Task details |
List every line in the data below that contains the word "Research". Capital and lowercase letters must match.

Task material |
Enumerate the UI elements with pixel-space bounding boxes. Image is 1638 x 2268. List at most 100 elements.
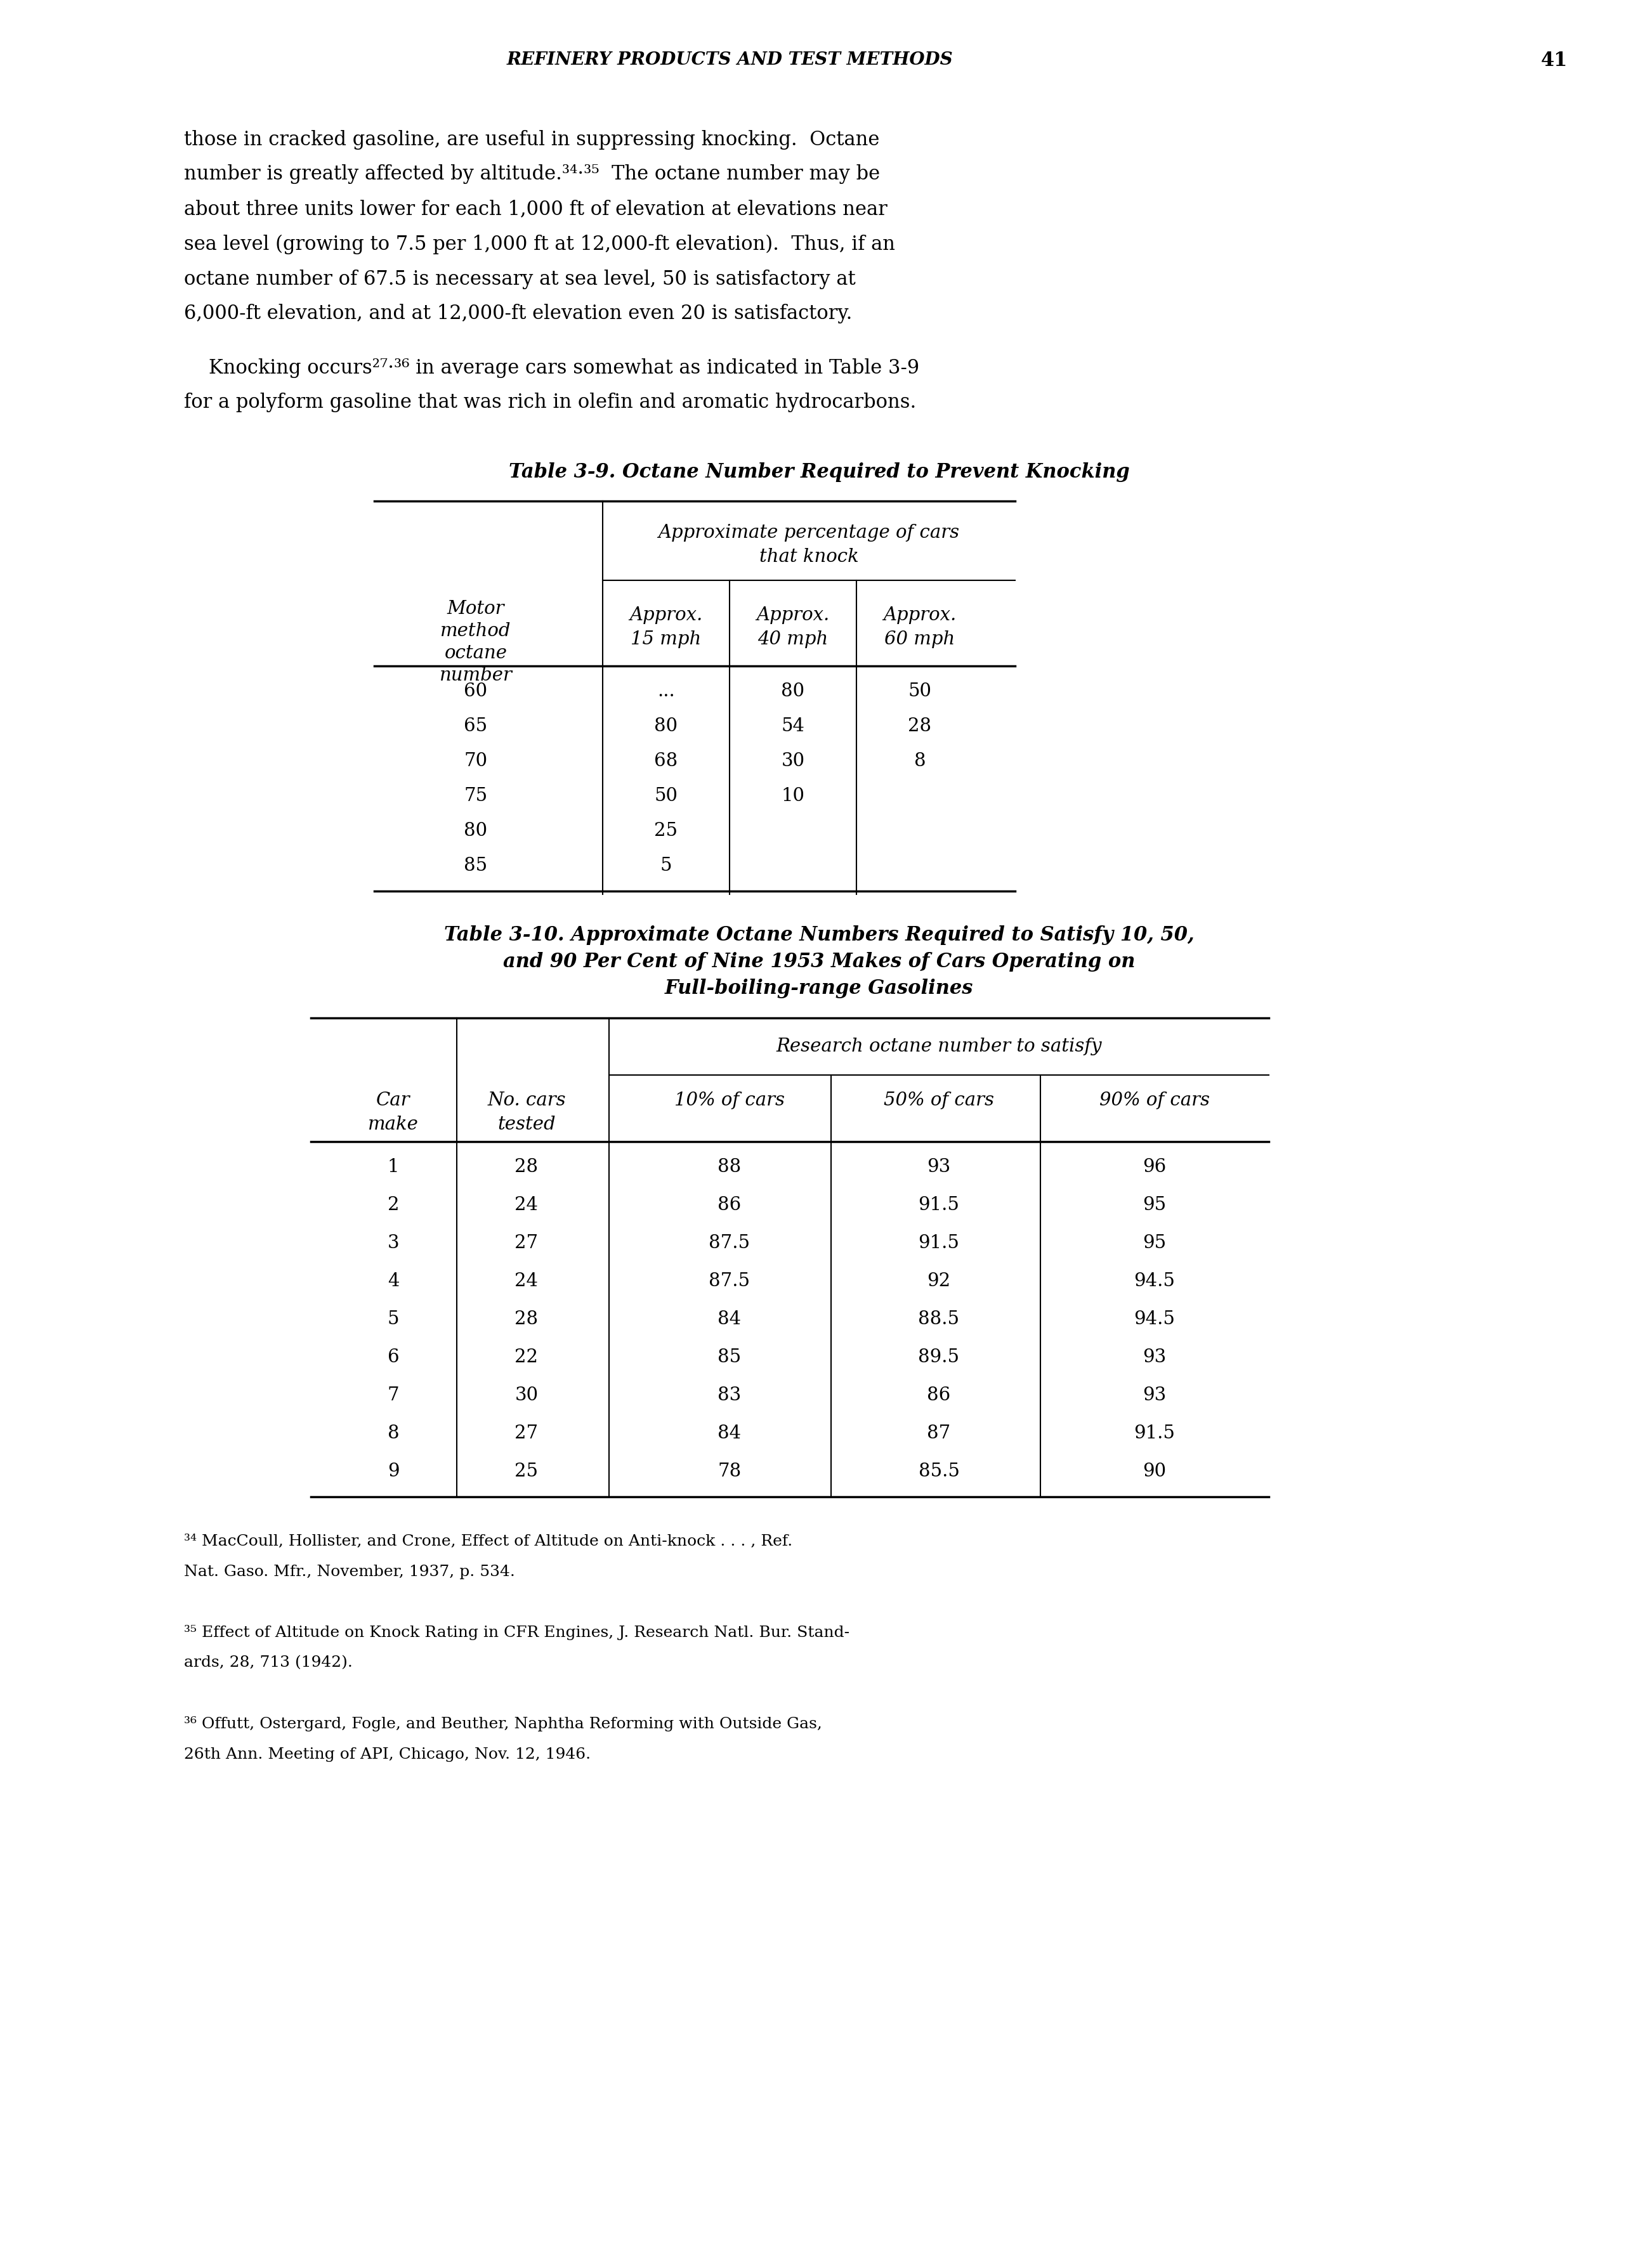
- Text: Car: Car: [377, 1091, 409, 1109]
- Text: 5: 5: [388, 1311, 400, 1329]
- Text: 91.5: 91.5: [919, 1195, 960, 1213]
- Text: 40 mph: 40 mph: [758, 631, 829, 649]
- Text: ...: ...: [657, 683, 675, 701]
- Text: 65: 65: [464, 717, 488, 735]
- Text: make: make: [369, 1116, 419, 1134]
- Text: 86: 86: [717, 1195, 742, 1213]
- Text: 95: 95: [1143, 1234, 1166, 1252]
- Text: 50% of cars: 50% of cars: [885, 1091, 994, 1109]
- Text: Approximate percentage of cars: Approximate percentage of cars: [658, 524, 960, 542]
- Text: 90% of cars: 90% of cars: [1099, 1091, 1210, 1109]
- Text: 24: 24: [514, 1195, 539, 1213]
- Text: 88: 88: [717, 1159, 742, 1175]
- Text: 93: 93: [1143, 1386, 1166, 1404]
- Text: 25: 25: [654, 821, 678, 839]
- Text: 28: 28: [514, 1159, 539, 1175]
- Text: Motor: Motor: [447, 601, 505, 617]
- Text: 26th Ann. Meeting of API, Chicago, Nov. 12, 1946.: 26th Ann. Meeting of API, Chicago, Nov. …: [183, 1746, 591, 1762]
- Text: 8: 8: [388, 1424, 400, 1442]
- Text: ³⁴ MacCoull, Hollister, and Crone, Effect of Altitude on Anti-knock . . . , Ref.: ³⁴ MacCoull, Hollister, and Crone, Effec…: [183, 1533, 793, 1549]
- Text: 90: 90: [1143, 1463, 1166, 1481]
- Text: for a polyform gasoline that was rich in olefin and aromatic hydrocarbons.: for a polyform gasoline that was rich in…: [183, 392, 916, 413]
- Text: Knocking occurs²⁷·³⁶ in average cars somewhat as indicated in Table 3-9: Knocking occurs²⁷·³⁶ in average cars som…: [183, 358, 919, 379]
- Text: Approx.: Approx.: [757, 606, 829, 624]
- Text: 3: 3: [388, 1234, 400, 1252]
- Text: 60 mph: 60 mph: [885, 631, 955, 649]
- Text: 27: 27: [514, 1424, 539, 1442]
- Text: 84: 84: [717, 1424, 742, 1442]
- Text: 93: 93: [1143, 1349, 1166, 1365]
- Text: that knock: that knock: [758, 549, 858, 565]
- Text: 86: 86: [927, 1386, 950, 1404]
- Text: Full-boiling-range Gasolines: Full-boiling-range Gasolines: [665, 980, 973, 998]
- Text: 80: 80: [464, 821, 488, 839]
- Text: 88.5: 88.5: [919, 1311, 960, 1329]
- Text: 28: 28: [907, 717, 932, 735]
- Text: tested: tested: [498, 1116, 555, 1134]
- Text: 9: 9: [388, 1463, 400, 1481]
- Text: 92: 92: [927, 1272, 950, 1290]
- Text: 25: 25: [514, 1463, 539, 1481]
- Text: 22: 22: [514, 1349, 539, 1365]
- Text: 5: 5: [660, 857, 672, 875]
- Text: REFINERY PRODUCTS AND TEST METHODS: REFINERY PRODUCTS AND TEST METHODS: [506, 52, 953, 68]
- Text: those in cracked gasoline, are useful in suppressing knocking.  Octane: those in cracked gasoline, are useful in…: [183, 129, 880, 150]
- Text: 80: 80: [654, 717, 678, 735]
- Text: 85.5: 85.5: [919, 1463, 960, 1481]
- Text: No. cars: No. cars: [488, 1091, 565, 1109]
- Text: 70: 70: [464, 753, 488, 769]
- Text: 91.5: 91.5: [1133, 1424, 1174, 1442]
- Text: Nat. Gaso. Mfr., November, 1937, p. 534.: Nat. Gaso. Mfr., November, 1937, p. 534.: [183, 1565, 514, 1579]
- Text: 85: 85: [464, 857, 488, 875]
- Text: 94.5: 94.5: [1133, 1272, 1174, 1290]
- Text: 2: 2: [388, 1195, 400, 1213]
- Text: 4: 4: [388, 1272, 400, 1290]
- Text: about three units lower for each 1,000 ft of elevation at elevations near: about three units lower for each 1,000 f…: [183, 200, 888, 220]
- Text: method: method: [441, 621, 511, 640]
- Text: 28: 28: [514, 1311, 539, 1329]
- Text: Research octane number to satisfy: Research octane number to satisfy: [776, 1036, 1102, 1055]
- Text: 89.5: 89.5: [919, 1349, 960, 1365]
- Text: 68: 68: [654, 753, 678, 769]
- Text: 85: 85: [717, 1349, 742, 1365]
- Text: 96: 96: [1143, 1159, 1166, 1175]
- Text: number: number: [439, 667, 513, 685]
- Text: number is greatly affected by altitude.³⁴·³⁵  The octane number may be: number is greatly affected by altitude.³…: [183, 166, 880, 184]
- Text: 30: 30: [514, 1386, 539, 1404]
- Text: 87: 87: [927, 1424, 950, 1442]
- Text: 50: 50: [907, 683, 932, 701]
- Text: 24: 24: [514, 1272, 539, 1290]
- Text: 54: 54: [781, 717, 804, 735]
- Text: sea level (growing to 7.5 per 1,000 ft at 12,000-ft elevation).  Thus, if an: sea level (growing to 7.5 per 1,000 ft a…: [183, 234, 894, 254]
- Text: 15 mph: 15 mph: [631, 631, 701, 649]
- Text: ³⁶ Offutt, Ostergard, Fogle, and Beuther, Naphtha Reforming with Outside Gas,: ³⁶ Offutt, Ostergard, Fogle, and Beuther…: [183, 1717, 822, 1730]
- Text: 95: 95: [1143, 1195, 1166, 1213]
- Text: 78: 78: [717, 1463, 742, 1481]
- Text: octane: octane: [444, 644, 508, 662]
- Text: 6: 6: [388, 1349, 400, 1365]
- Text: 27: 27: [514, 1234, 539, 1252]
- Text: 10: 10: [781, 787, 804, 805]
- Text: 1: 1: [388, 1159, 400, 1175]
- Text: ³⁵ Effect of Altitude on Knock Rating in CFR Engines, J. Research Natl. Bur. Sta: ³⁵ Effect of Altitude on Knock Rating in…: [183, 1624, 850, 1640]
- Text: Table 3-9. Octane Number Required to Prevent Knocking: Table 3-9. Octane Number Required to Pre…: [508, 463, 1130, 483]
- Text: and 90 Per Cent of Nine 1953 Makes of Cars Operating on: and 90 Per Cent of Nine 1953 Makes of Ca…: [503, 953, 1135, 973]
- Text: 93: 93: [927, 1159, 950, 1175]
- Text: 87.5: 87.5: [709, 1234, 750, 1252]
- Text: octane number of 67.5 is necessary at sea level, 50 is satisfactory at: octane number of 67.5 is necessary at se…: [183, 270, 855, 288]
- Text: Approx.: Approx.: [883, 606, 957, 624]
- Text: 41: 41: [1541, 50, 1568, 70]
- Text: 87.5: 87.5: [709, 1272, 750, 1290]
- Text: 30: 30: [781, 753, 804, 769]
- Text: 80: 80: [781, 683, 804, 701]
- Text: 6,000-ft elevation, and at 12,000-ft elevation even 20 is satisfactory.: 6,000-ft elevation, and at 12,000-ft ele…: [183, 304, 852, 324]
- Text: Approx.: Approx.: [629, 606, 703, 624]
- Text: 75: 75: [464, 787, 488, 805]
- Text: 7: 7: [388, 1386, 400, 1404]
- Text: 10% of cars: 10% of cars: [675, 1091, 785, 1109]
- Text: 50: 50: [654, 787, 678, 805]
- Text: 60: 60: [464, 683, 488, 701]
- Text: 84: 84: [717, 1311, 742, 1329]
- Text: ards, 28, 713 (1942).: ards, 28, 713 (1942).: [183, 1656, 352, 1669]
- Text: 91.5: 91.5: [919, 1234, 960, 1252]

--

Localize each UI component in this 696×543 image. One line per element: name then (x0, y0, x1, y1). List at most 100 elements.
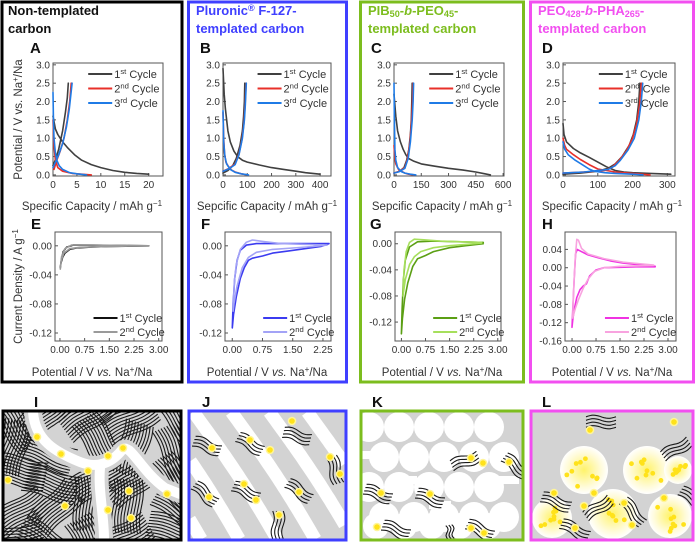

Task answer |
- Text: Research octane number to satisfy: Research octane number to satisfy: [776, 1036, 1102, 1055]
- Text: ³⁵ Effect of Altitude on Knock Rating in CFR Engines, J. Research Natl. Bur. Sta: ³⁵ Effect of Altitude on Knock Rating in…: [183, 1624, 850, 1640]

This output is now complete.